- WHAT IS ASKED:
Word for word, repeat the entries, minus the pictures.

----------

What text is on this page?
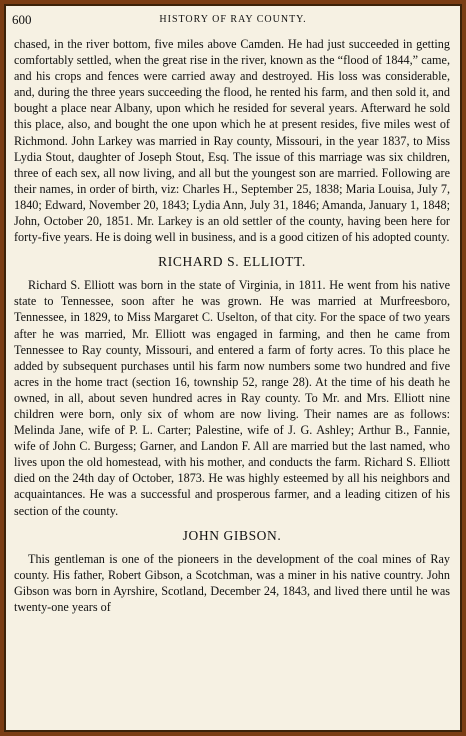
600	HISTORY OF RAY COUNTY.

chased, in the river bottom, five miles above Camden. He had just succeeded in getting comfortably settled, when the great rise in the river, known as the “flood of 1844,” came, and his crops and fences were carried away and destroyed. His loss was considerable, and, during the three years succeeding the flood, he rented his farm, and then sold it, and bought a place near Albany, upon which he resided for several years. Afterward he sold this place, also, and bought the one upon which he at present resides, five miles west of Richmond. John Larkey was married in Ray county, Missouri, in the year 1837, to Miss Lydia Stout, daughter of Joseph Stout, Esq. The issue of this marriage was six children, three of each sex, all now living, and all but the youngest son are married. Following are their names, in order of birth, viz: Charles H., September 25, 1838; Maria Louisa, July 7, 1840; Edward, November 20, 1843; Lydia Ann, July 31, 1846; Amanda, January 1, 1848; John, October 20, 1851. Mr. Larkey is an old settler of the county, having been here for forty-five years. He is doing well in business, and is a good citizen of his adopted county.

RICHARD S. ELLIOTT.

Richard S. Elliott was born in the state of Virginia, in 1811. He went from his native state to Tennessee, soon after he was grown. He was married at Murfreesboro, Tennessee, in 1829, to Miss Margaret C. Uselton, of that city. For the space of two years after he was married, Mr. Elliott was engaged in farming, and then he came from Tennessee to Ray county, Missouri, and entered a farm of forty acres. To this place he added by subsequent purchases until his farm now numbers some two hundred and five acres in the home tract (section 16, township 52, range 28). At the time of his death he owned, in all, about seven hundred acres in Ray county. To Mr. and Mrs. Elliott nine children were born, only six of whom are now living. Their names are as follows: Melinda Jane, wife of P. L. Carter; Palestine, wife of J. G. Ashley; Arthur B., Fannie, wife of John C. Burgess; Garner, and Landon F. All are married but the last named, who lives upon the old homestead, with his mother, and conducts the farm. Richard S. Elliott died on the 24th day of October, 1873. He was highly esteemed by all his neighbors and acquaintances. He was a successful and prosperous farmer, and a leading citizen of his section of the county.

JOHN GIBSON.

This gentleman is one of the pioneers in the development of the coal mines of Ray county. His father, Robert Gibson, a Scotchman, was a miner in his native country. John Gibson was born in Ayrshire, Scotland, December 24, 1843, and lived there until he was twenty-one years of
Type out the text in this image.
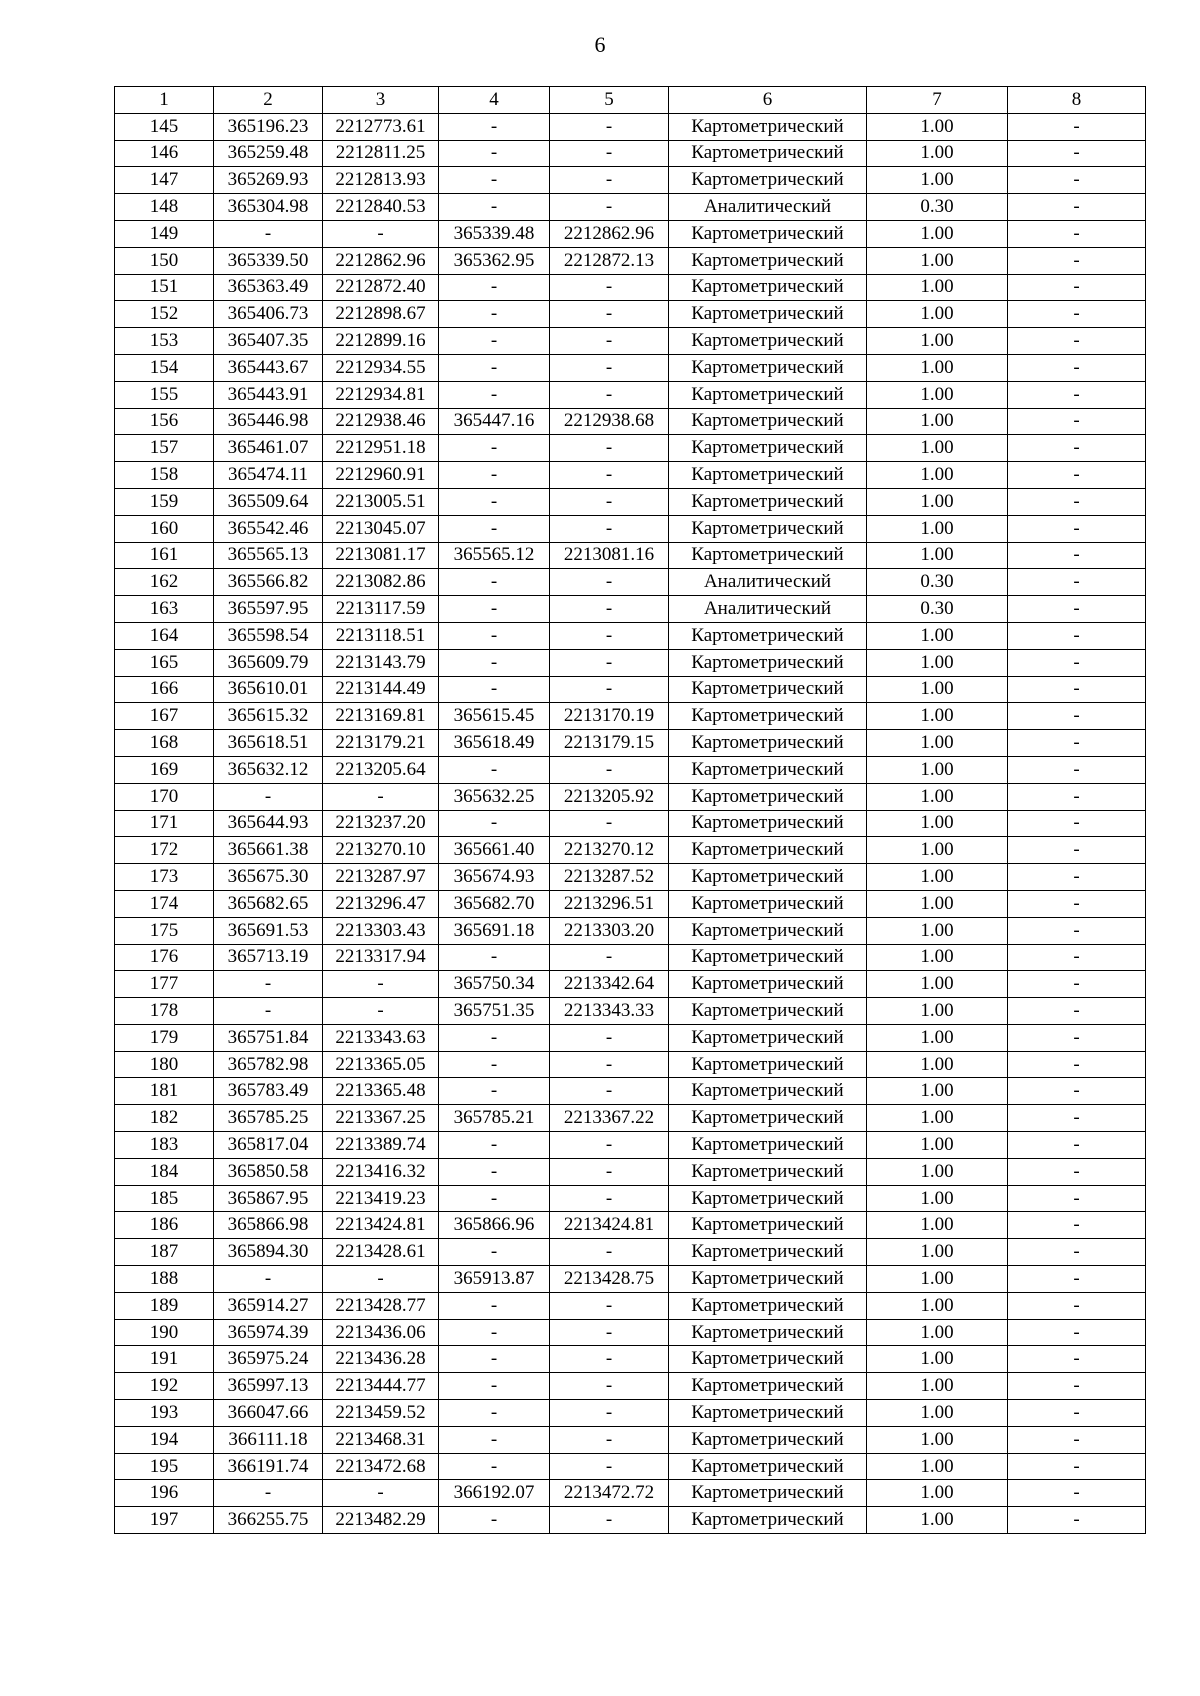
6
1	2	3	4	5	6	7	8
145	365196.23	2212773.61	-	-	Картометрический	1.00	-
146	365259.48	2212811.25	-	-	Картометрический	1.00	-
147	365269.93	2212813.93	-	-	Картометрический	1.00	-
148	365304.98	2212840.53	-	-	Аналитический	0.30	-
149	-	-	365339.48	2212862.96	Картометрический	1.00	-
150	365339.50	2212862.96	365362.95	2212872.13	Картометрический	1.00	-
151	365363.49	2212872.40	-	-	Картометрический	1.00	-
152	365406.73	2212898.67	-	-	Картометрический	1.00	-
153	365407.35	2212899.16	-	-	Картометрический	1.00	-
154	365443.67	2212934.55	-	-	Картометрический	1.00	-
155	365443.91	2212934.81	-	-	Картометрический	1.00	-
156	365446.98	2212938.46	365447.16	2212938.68	Картометрический	1.00	-
157	365461.07	2212951.18	-	-	Картометрический	1.00	-
158	365474.11	2212960.91	-	-	Картометрический	1.00	-
159	365509.64	2213005.51	-	-	Картометрический	1.00	-
160	365542.46	2213045.07	-	-	Картометрический	1.00	-
161	365565.13	2213081.17	365565.12	2213081.16	Картометрический	1.00	-
162	365566.82	2213082.86	-	-	Аналитический	0.30	-
163	365597.95	2213117.59	-	-	Аналитический	0.30	-
164	365598.54	2213118.51	-	-	Картометрический	1.00	-
165	365609.79	2213143.79	-	-	Картометрический	1.00	-
166	365610.01	2213144.49	-	-	Картометрический	1.00	-
167	365615.32	2213169.81	365615.45	2213170.19	Картометрический	1.00	-
168	365618.51	2213179.21	365618.49	2213179.15	Картометрический	1.00	-
169	365632.12	2213205.64	-	-	Картометрический	1.00	-
170	-	-	365632.25	2213205.92	Картометрический	1.00	-
171	365644.93	2213237.20	-	-	Картометрический	1.00	-
172	365661.38	2213270.10	365661.40	2213270.12	Картометрический	1.00	-
173	365675.30	2213287.97	365674.93	2213287.52	Картометрический	1.00	-
174	365682.65	2213296.47	365682.70	2213296.51	Картометрический	1.00	-
175	365691.53	2213303.43	365691.18	2213303.20	Картометрический	1.00	-
176	365713.19	2213317.94	-	-	Картометрический	1.00	-
177	-	-	365750.34	2213342.64	Картометрический	1.00	-
178	-	-	365751.35	2213343.33	Картометрический	1.00	-
179	365751.84	2213343.63	-	-	Картометрический	1.00	-
180	365782.98	2213365.05	-	-	Картометрический	1.00	-
181	365783.49	2213365.48	-	-	Картометрический	1.00	-
182	365785.25	2213367.25	365785.21	2213367.22	Картометрический	1.00	-
183	365817.04	2213389.74	-	-	Картометрический	1.00	-
184	365850.58	2213416.32	-	-	Картометрический	1.00	-
185	365867.95	2213419.23	-	-	Картометрический	1.00	-
186	365866.98	2213424.81	365866.96	2213424.81	Картометрический	1.00	-
187	365894.30	2213428.61	-	-	Картометрический	1.00	-
188	-	-	365913.87	2213428.75	Картометрический	1.00	-
189	365914.27	2213428.77	-	-	Картометрический	1.00	-
190	365974.39	2213436.06	-	-	Картометрический	1.00	-
191	365975.24	2213436.28	-	-	Картометрический	1.00	-
192	365997.13	2213444.77	-	-	Картометрический	1.00	-
193	366047.66	2213459.52	-	-	Картометрический	1.00	-
194	366111.18	2213468.31	-	-	Картометрический	1.00	-
195	366191.74	2213472.68	-	-	Картометрический	1.00	-
196	-	-	366192.07	2213472.72	Картометрический	1.00	-
197	366255.75	2213482.29	-	-	Картометрический	1.00	-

----------

- TASK ANSWER:
What text is on this page?
600	HISTORY OF RAY COUNTY.

chased, in the river bottom, five miles above Camden. He had just succeeded in getting comfortably settled, when the great rise in the river, known as the “flood of 1844,” came, and his crops and fences were carried away and destroyed. His loss was considerable, and, during the three years succeeding the flood, he rented his farm, and then sold it, and bought a place near Albany, upon which he resided for several years. Afterward he sold this place, also, and bought the one upon which he at present resides, five miles west of Richmond. John Larkey was married in Ray county, Missouri, in the year 1837, to Miss Lydia Stout, daughter of Joseph Stout, Esq. The issue of this marriage was six children, three of each sex, all now living, and all but the youngest son are married. Following are their names, in order of birth, viz: Charles H., September 25, 1838; Maria Louisa, July 7, 1840; Edward, November 20, 1843; Lydia Ann, July 31, 1846; Amanda, January 1, 1848; John, October 20, 1851. Mr. Larkey is an old settler of the county, having been here for forty-five years. He is doing well in business, and is a good citizen of his adopted county.

RICHARD S. ELLIOTT.

Richard S. Elliott was born in the state of Virginia, in 1811. He went from his native state to Tennessee, soon after he was grown. He was married at Murfreesboro, Tennessee, in 1829, to Miss Margaret C. Uselton, of that city. For the space of two years after he was married, Mr. Elliott was engaged in farming, and then he came from Tennessee to Ray county, Missouri, and entered a farm of forty acres. To this place he added by subsequent purchases until his farm now numbers some two hundred and five acres in the home tract (section 16, township 52, range 28). At the time of his death he owned, in all, about seven hundred acres in Ray county. To Mr. and Mrs. Elliott nine children were born, only six of whom are now living. Their names are as follows: Melinda Jane, wife of P. L. Carter; Palestine, wife of J. G. Ashley; Arthur B., Fannie, wife of John C. Burgess; Garner, and Landon F. All are married but the last named, who lives upon the old homestead, with his mother, and conducts the farm. Richard S. Elliott died on the 24th day of October, 1873. He was highly esteemed by all his neighbors and acquaintances. He was a successful and prosperous farmer, and a leading citizen of his section of the county.

JOHN GIBSON.

This gentleman is one of the pioneers in the development of the coal mines of Ray county. His father, Robert Gibson, a Scotchman, was a miner in his native country. John Gibson was born in Ayrshire, Scotland, December 24, 1843, and lived there until he was twenty-one years of
Type out the text in this image.
6
1	2	3	4	5	6	7	8
145	365196.23	2212773.61	-	-	Картометрический	1.00	-
146	365259.48	2212811.25	-	-	Картометрический	1.00	-
147	365269.93	2212813.93	-	-	Картометрический	1.00	-
148	365304.98	2212840.53	-	-	Аналитический	0.30	-
149	-	-	365339.48	2212862.96	Картометрический	1.00	-
150	365339.50	2212862.96	365362.95	2212872.13	Картометрический	1.00	-
151	365363.49	2212872.40	-	-	Картометрический	1.00	-
152	365406.73	2212898.67	-	-	Картометрический	1.00	-
153	365407.35	2212899.16	-	-	Картометрический	1.00	-
154	365443.67	2212934.55	-	-	Картометрический	1.00	-
155	365443.91	2212934.81	-	-	Картометрический	1.00	-
156	365446.98	2212938.46	365447.16	2212938.68	Картометрический	1.00	-
157	365461.07	2212951.18	-	-	Картометрический	1.00	-
158	365474.11	2212960.91	-	-	Картометрический	1.00	-
159	365509.64	2213005.51	-	-	Картометрический	1.00	-
160	365542.46	2213045.07	-	-	Картометрический	1.00	-
161	365565.13	2213081.17	365565.12	2213081.16	Картометрический	1.00	-
162	365566.82	2213082.86	-	-	Аналитический	0.30	-
163	365597.95	2213117.59	-	-	Аналитический	0.30	-
164	365598.54	2213118.51	-	-	Картометрический	1.00	-
165	365609.79	2213143.79	-	-	Картометрический	1.00	-
166	365610.01	2213144.49	-	-	Картометрический	1.00	-
167	365615.32	2213169.81	365615.45	2213170.19	Картометрический	1.00	-
168	365618.51	2213179.21	365618.49	2213179.15	Картометрический	1.00	-
169	365632.12	2213205.64	-	-	Картометрический	1.00	-
170	-	-	365632.25	2213205.92	Картометрический	1.00	-
171	365644.93	2213237.20	-	-	Картометрический	1.00	-
172	365661.38	2213270.10	365661.40	2213270.12	Картометрический	1.00	-
173	365675.30	2213287.97	365674.93	2213287.52	Картометрический	1.00	-
174	365682.65	2213296.47	365682.70	2213296.51	Картометрический	1.00	-
175	365691.53	2213303.43	365691.18	2213303.20	Картометрический	1.00	-
176	365713.19	2213317.94	-	-	Картометрический	1.00	-
177	-	-	365750.34	2213342.64	Картометрический	1.00	-
178	-	-	365751.35	2213343.33	Картометрический	1.00	-
179	365751.84	2213343.63	-	-	Картометрический	1.00	-
180	365782.98	2213365.05	-	-	Картометрический	1.00	-
181	365783.49	2213365.48	-	-	Картометрический	1.00	-
182	365785.25	2213367.25	365785.21	2213367.22	Картометрический	1.00	-
183	365817.04	2213389.74	-	-	Картометрический	1.00	-
184	365850.58	2213416.32	-	-	Картометрический	1.00	-
185	365867.95	2213419.23	-	-	Картометрический	1.00	-
186	365866.98	2213424.81	365866.96	2213424.81	Картометрический	1.00	-
187	365894.30	2213428.61	-	-	Картометрический	1.00	-
188	-	-	365913.87	2213428.75	Картометрический	1.00	-
189	365914.27	2213428.77	-	-	Картометрический	1.00	-
190	365974.39	2213436.06	-	-	Картометрический	1.00	-
191	365975.24	2213436.28	-	-	Картометрический	1.00	-
192	365997.13	2213444.77	-	-	Картометрический	1.00	-
193	366047.66	2213459.52	-	-	Картометрический	1.00	-
194	366111.18	2213468.31	-	-	Картометрический	1.00	-
195	366191.74	2213472.68	-	-	Картометрический	1.00	-
196	-	-	366192.07	2213472.72	Картометрический	1.00	-
197	366255.75	2213482.29	-	-	Картометрический	1.00	-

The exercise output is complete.